-- EXERCISE DATA --

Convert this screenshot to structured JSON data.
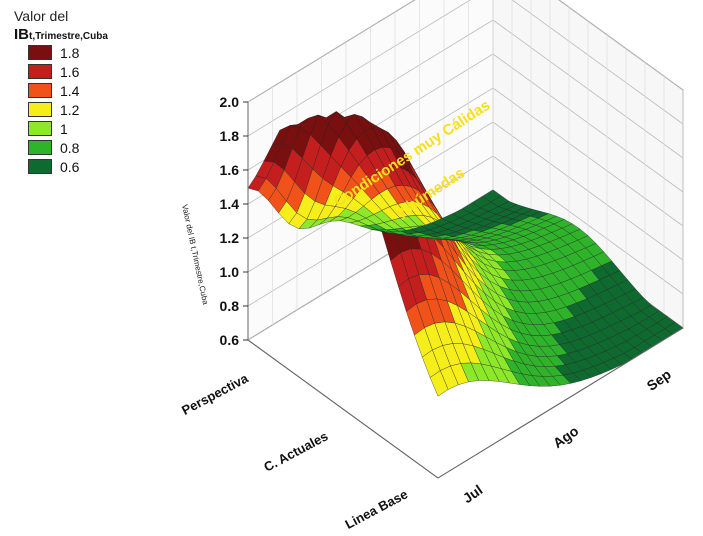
{
  "chart_data": {
    "type": "surface3d",
    "title": "",
    "legend_title": "Valor del",
    "legend_title2_main": "IB",
    "legend_title2_sub": "t,Trimestre,Cuba",
    "zlabel_main": "Valor del IB",
    "zlabel_sub": "t,Trimestre,Cuba",
    "x_ticks": [
      "Jul",
      "Ago",
      "Sep"
    ],
    "y_ticks": [
      "Linea Base",
      "C. Actuales",
      "Perspectiva"
    ],
    "z_ticks": [
      "0.6",
      "0.8",
      "1.0",
      "1.2",
      "1.4",
      "1.6",
      "1.8",
      "2.0"
    ],
    "zlim": [
      0.6,
      2.0
    ],
    "legend": [
      {
        "label": "1.8",
        "color": "#7a0f0f"
      },
      {
        "label": "1.6",
        "color": "#c41e1e"
      },
      {
        "label": "1.4",
        "color": "#f0521a"
      },
      {
        "label": "1.2",
        "color": "#f5ee1a"
      },
      {
        "label": "1",
        "color": "#8ee82a"
      },
      {
        "label": "0.8",
        "color": "#2fb32a"
      },
      {
        "label": "0.6",
        "color": "#0e6a2e"
      }
    ],
    "annotation_line1": "Condiciones muy Cálidas",
    "annotation_line2": "y húmedas",
    "grid": true,
    "legend_position": "top-left"
  }
}
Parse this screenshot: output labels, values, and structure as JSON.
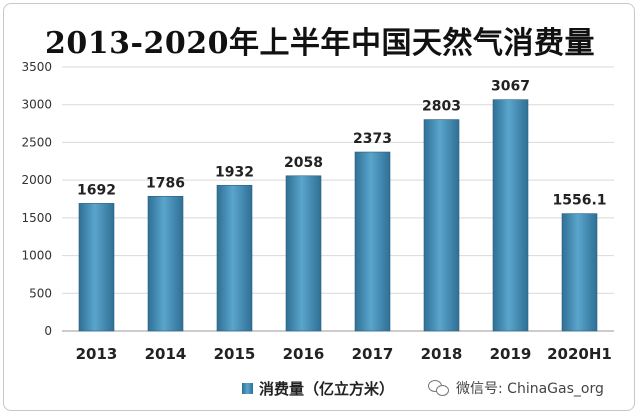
{
  "chart_data": {
    "type": "bar",
    "title": "2013-2020年上半年中国天然气消费量",
    "categories": [
      "2013",
      "2014",
      "2015",
      "2016",
      "2017",
      "2018",
      "2019",
      "2020H1"
    ],
    "series": [
      {
        "name": "消费量（亿立方米）",
        "values": [
          1692,
          1786,
          1932,
          2058,
          2373,
          2803,
          3067,
          1556.1
        ]
      }
    ],
    "data_labels": [
      "1692",
      "1786",
      "1932",
      "2058",
      "2373",
      "2803",
      "3067",
      "1556.1"
    ],
    "yticks": [
      0,
      500,
      1000,
      1500,
      2000,
      2500,
      3000,
      3500
    ],
    "ylim": [
      0,
      3500
    ],
    "grid": true,
    "legend_position": "bottom",
    "bar_color": "#4a93ba"
  },
  "watermark": {
    "text": "微信号: ChinaGas_org",
    "icon": "wechat-icon"
  }
}
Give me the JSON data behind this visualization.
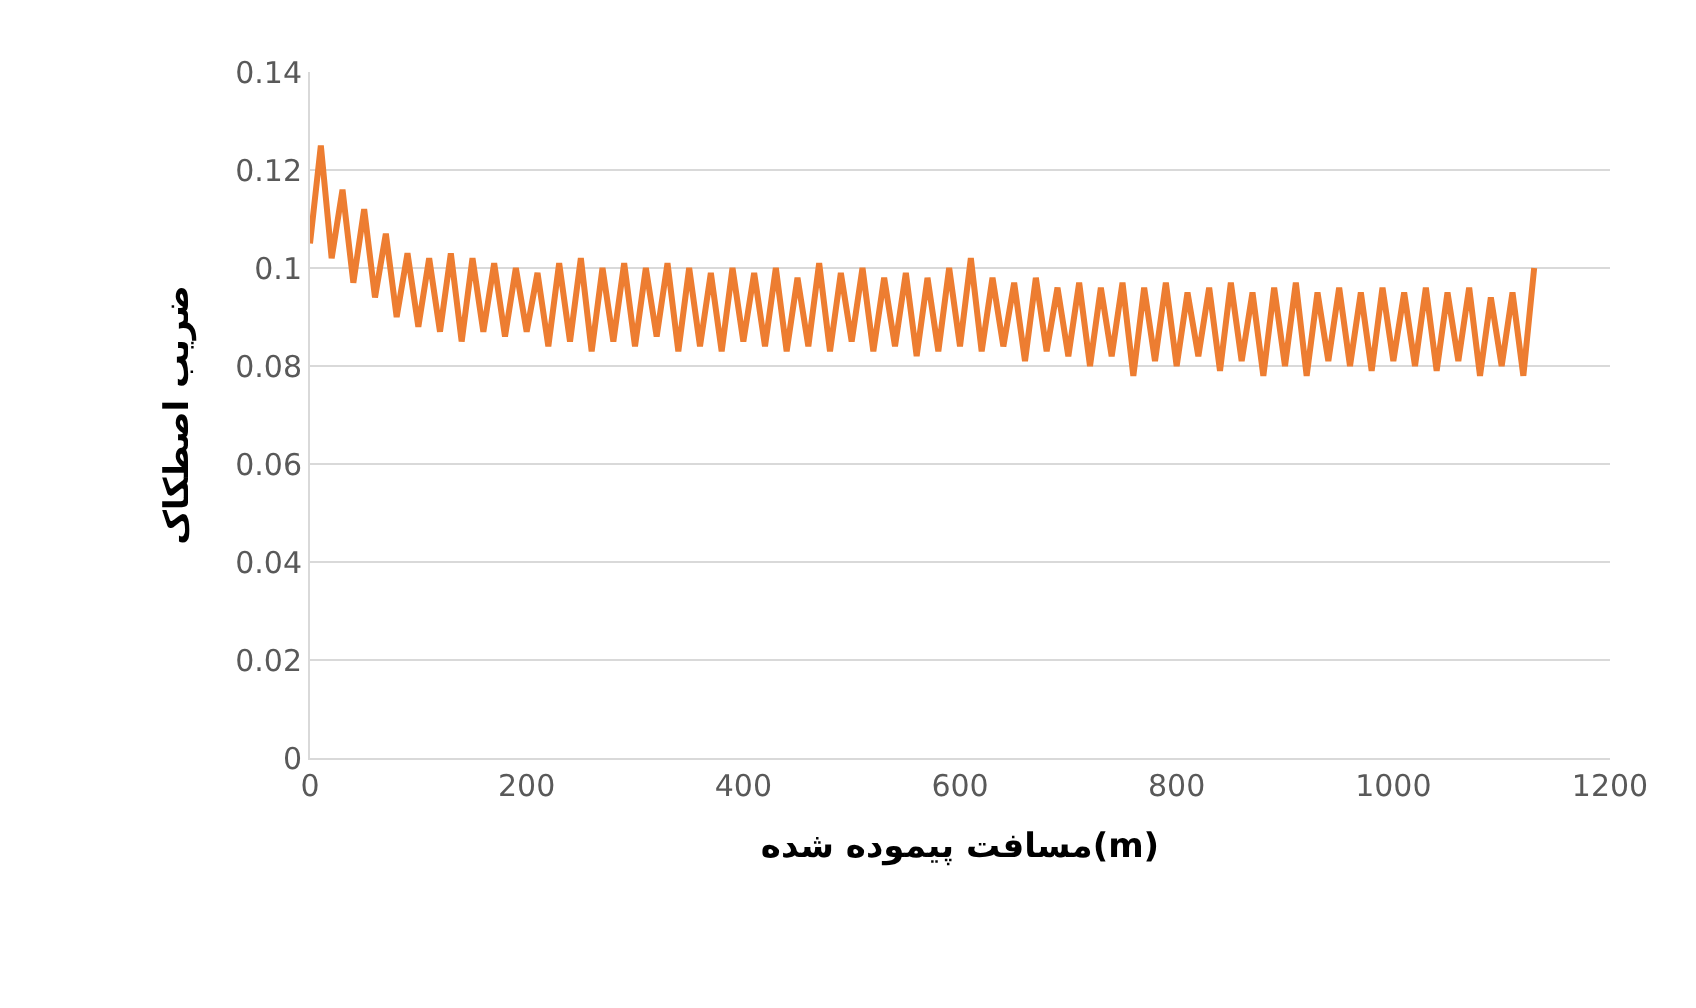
{
  "chart_data": {
    "type": "line",
    "xlabel": "مسافت پیموده شده(m)",
    "ylabel": "ضریب اصطکاک",
    "x": [
      0,
      10,
      20,
      30,
      40,
      50,
      60,
      70,
      80,
      90,
      100,
      110,
      120,
      130,
      140,
      150,
      160,
      170,
      180,
      190,
      200,
      210,
      220,
      230,
      240,
      250,
      260,
      270,
      280,
      290,
      300,
      310,
      320,
      330,
      340,
      350,
      360,
      370,
      380,
      390,
      400,
      410,
      420,
      430,
      440,
      450,
      460,
      470,
      480,
      490,
      500,
      510,
      520,
      530,
      540,
      550,
      560,
      570,
      580,
      590,
      600,
      610,
      620,
      630,
      640,
      650,
      660,
      670,
      680,
      690,
      700,
      710,
      720,
      730,
      740,
      750,
      760,
      770,
      780,
      790,
      800,
      810,
      820,
      830,
      840,
      850,
      860,
      870,
      880,
      890,
      900,
      910,
      920,
      930,
      940,
      950,
      960,
      970,
      980,
      990,
      1000,
      1010,
      1020,
      1030,
      1040,
      1050,
      1060,
      1070,
      1080,
      1090,
      1100,
      1110,
      1120,
      1130
    ],
    "series": [
      {
        "color": "#ed7d31",
        "values": [
          0.105,
          0.125,
          0.102,
          0.116,
          0.097,
          0.112,
          0.094,
          0.107,
          0.09,
          0.103,
          0.088,
          0.102,
          0.087,
          0.103,
          0.085,
          0.102,
          0.087,
          0.101,
          0.086,
          0.1,
          0.087,
          0.099,
          0.084,
          0.101,
          0.085,
          0.102,
          0.083,
          0.1,
          0.085,
          0.101,
          0.084,
          0.1,
          0.086,
          0.101,
          0.083,
          0.1,
          0.084,
          0.099,
          0.083,
          0.1,
          0.085,
          0.099,
          0.084,
          0.1,
          0.083,
          0.098,
          0.084,
          0.101,
          0.083,
          0.099,
          0.085,
          0.1,
          0.083,
          0.098,
          0.084,
          0.099,
          0.082,
          0.098,
          0.083,
          0.1,
          0.084,
          0.102,
          0.083,
          0.098,
          0.084,
          0.097,
          0.081,
          0.098,
          0.083,
          0.096,
          0.082,
          0.097,
          0.08,
          0.096,
          0.082,
          0.097,
          0.078,
          0.096,
          0.081,
          0.097,
          0.08,
          0.095,
          0.082,
          0.096,
          0.079,
          0.097,
          0.081,
          0.095,
          0.078,
          0.096,
          0.08,
          0.097,
          0.078,
          0.095,
          0.081,
          0.096,
          0.08,
          0.095,
          0.079,
          0.096,
          0.081,
          0.095,
          0.08,
          0.096,
          0.079,
          0.095,
          0.081,
          0.096,
          0.078,
          0.094,
          0.08,
          0.095,
          0.078,
          0.1
        ]
      }
    ],
    "xlim": [
      0,
      1200
    ],
    "xticks": [
      0,
      200,
      400,
      600,
      800,
      1000,
      1200
    ],
    "ylim": [
      0,
      0.14
    ],
    "yticks": [
      0,
      0.02,
      0.04,
      0.06,
      0.08,
      0.1,
      0.12,
      0.14
    ],
    "grid": "y",
    "marker": "none",
    "line_style": "solid"
  }
}
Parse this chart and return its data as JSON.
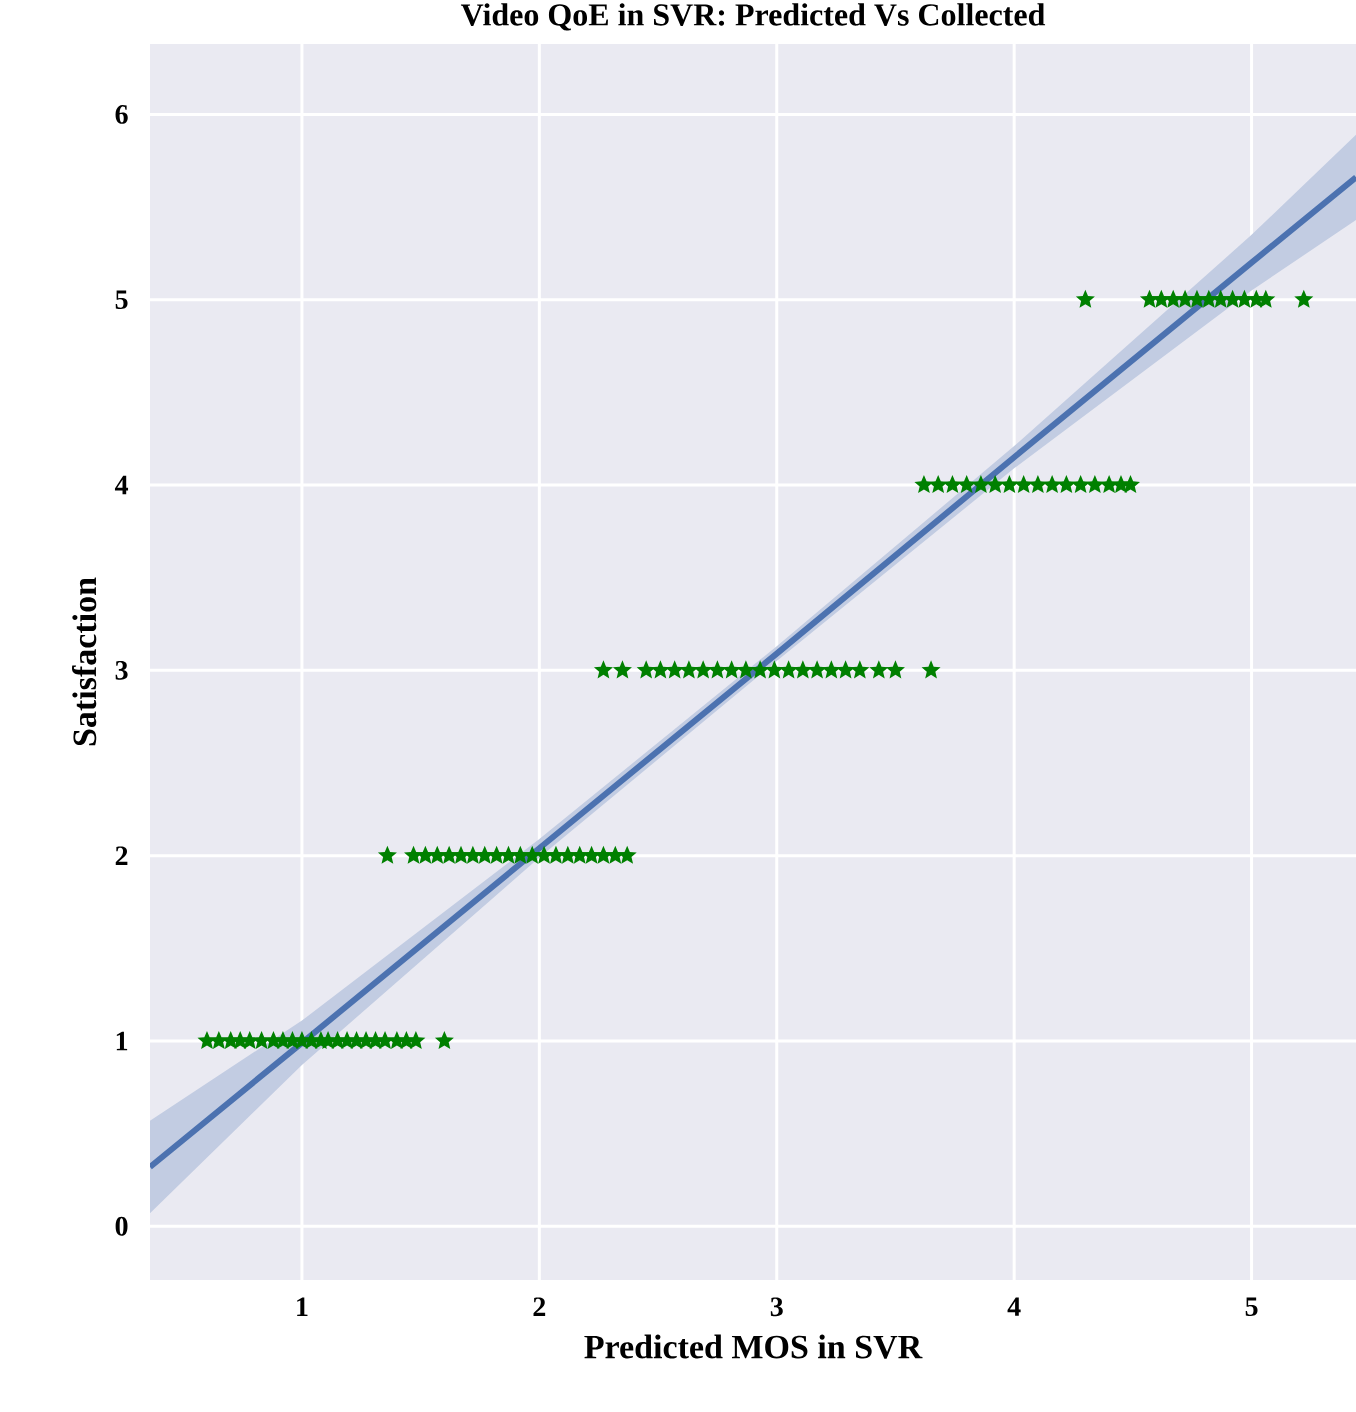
{
  "chart_data": {
    "type": "scatter",
    "title": "Video QoE in SVR: Predicted Vs Collected",
    "xlabel": "Predicted MOS in SVR",
    "ylabel": "Satisfaction",
    "xlim": [
      0.36,
      5.44
    ],
    "ylim": [
      -0.29,
      6.38
    ],
    "xticks": [
      1,
      2,
      3,
      4,
      5
    ],
    "yticks": [
      0,
      1,
      2,
      3,
      4,
      5,
      6
    ],
    "grid": true,
    "series": [
      {
        "color": "#008000",
        "marker": "star",
        "x": [
          0.6,
          0.65,
          0.7,
          0.74,
          0.78,
          0.83,
          0.88,
          0.92,
          0.96,
          1.0,
          1.04,
          1.08,
          1.11,
          1.15,
          1.19,
          1.23,
          1.27,
          1.31,
          1.35,
          1.4,
          1.44,
          1.48,
          1.6,
          1.36,
          1.47,
          1.52,
          1.57,
          1.62,
          1.67,
          1.72,
          1.77,
          1.82,
          1.87,
          1.92,
          1.97,
          2.02,
          2.07,
          2.12,
          2.17,
          2.22,
          2.27,
          2.32,
          2.37,
          2.27,
          2.35,
          2.45,
          2.51,
          2.57,
          2.63,
          2.69,
          2.75,
          2.81,
          2.87,
          2.93,
          2.99,
          3.05,
          3.11,
          3.17,
          3.23,
          3.29,
          3.35,
          3.43,
          3.5,
          3.65,
          3.62,
          3.68,
          3.74,
          3.8,
          3.86,
          3.92,
          3.98,
          4.04,
          4.1,
          4.16,
          4.22,
          4.28,
          4.34,
          4.4,
          4.45,
          4.49,
          4.3,
          4.57,
          4.62,
          4.67,
          4.72,
          4.77,
          4.82,
          4.87,
          4.92,
          4.97,
          5.02,
          5.06,
          5.22
        ],
        "values": [
          1,
          1,
          1,
          1,
          1,
          1,
          1,
          1,
          1,
          1,
          1,
          1,
          1,
          1,
          1,
          1,
          1,
          1,
          1,
          1,
          1,
          1,
          1,
          2,
          2,
          2,
          2,
          2,
          2,
          2,
          2,
          2,
          2,
          2,
          2,
          2,
          2,
          2,
          2,
          2,
          2,
          2,
          2,
          3,
          3,
          3,
          3,
          3,
          3,
          3,
          3,
          3,
          3,
          3,
          3,
          3,
          3,
          3,
          3,
          3,
          3,
          3,
          3,
          3,
          4,
          4,
          4,
          4,
          4,
          4,
          4,
          4,
          4,
          4,
          4,
          4,
          4,
          4,
          4,
          4,
          5,
          5,
          5,
          5,
          5,
          5,
          5,
          5,
          5,
          5,
          5,
          5,
          5
        ]
      },
      {
        "type": "line",
        "color": "#4c72b0",
        "x": [
          0.36,
          1,
          2,
          3,
          4,
          5,
          5.44
        ],
        "values": [
          0.32,
          0.99,
          2.04,
          3.09,
          4.15,
          5.2,
          5.66
        ],
        "lower": [
          0.07,
          0.87,
          1.99,
          3.05,
          4.09,
          5.05,
          5.43
        ],
        "upper": [
          0.57,
          1.11,
          2.09,
          3.13,
          4.21,
          5.35,
          5.89
        ]
      }
    ]
  }
}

-- TASK PROMPT --
Pick out and copy every line that contains the word "xlabel".

-- WRITTEN RESPONSE --
    "xlabel": "مسافت پیموده شده(m)",
    "xlabel": "Predicted MOS in SVR",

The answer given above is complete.